*Given records*:
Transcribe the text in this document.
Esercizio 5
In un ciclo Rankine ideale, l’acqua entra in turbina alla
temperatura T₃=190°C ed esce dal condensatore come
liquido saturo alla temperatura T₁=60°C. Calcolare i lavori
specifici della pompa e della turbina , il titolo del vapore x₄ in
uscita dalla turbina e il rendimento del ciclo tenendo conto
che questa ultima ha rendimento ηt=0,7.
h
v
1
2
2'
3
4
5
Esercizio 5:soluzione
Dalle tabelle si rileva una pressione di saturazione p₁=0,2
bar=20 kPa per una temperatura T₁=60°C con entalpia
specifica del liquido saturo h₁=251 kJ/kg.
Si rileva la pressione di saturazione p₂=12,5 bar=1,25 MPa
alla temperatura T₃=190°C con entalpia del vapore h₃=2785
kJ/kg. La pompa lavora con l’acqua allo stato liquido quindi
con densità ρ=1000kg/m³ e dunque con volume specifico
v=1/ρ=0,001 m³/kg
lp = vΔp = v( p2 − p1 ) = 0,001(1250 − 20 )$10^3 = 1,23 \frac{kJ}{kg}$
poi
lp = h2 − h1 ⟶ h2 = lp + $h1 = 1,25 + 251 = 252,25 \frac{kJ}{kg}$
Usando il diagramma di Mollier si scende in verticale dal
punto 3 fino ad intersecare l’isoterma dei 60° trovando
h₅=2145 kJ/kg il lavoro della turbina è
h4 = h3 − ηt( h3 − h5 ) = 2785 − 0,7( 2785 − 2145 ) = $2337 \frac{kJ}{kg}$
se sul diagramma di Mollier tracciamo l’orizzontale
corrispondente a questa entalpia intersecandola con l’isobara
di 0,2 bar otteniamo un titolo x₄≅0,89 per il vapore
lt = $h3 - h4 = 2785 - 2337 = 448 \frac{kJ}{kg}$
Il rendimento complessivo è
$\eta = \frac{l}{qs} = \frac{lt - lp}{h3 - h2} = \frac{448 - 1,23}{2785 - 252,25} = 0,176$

*Given task*: Provide all the records again, word for word.

*Task response*:
Transcribe the text in this document.
Esercizio 5
In un ciclo Rankine ideale, l’acqua entra in turbina alla
temperatura T₃=190°C ed esce dal condensatore come
liquido saturo alla temperatura T₁=60°C. Calcolare i lavori
specifici della pompa e della turbina , il titolo del vapore x₄ in
uscita dalla turbina e il rendimento del ciclo tenendo conto
che questa ultima ha rendimento ηt=0,7.
h
v
1
2
2'
3
4
5
Esercizio 5:soluzione
Dalle tabelle si rileva una pressione di saturazione p₁=0,2
bar=20 kPa per una temperatura T₁=60°C con entalpia
specifica del liquido saturo h₁=251 kJ/kg.
Si rileva la pressione di saturazione p₂=12,5 bar=1,25 MPa
alla temperatura T₃=190°C con entalpia del vapore h₃=2785
kJ/kg. La pompa lavora con l’acqua allo stato liquido quindi
con densità ρ=1000kg/m³ e dunque con volume specifico
v=1/ρ=0,001 m³/kg
lp = vΔp = v( p2 − p1 ) = 0,001(1250 − 20 )$10^3 = 1,23 \frac{kJ}{kg}$
poi
lp = h2 − h1 ⟶ h2 = lp + $h1 = 1,25 + 251 = 252,25 \frac{kJ}{kg}$
Usando il diagramma di Mollier si scende in verticale dal
punto 3 fino ad intersecare l’isoterma dei 60° trovando
h₅=2145 kJ/kg il lavoro della turbina è
h4 = h3 − ηt( h3 − h5 ) = 2785 − 0,7( 2785 − 2145 ) = $2337 \frac{kJ}{kg}$
se sul diagramma di Mollier tracciamo l’orizzontale
corrispondente a questa entalpia intersecandola con l’isobara
di 0,2 bar otteniamo un titolo x₄≅0,89 per il vapore
lt = $h3 - h4 = 2785 - 2337 = 448 \frac{kJ}{kg}$
Il rendimento complessivo è
$\eta = \frac{l}{qs} = \frac{lt - lp}{h3 - h2} = \frac{448 - 1,23}{2785 - 252,25} = 0,176$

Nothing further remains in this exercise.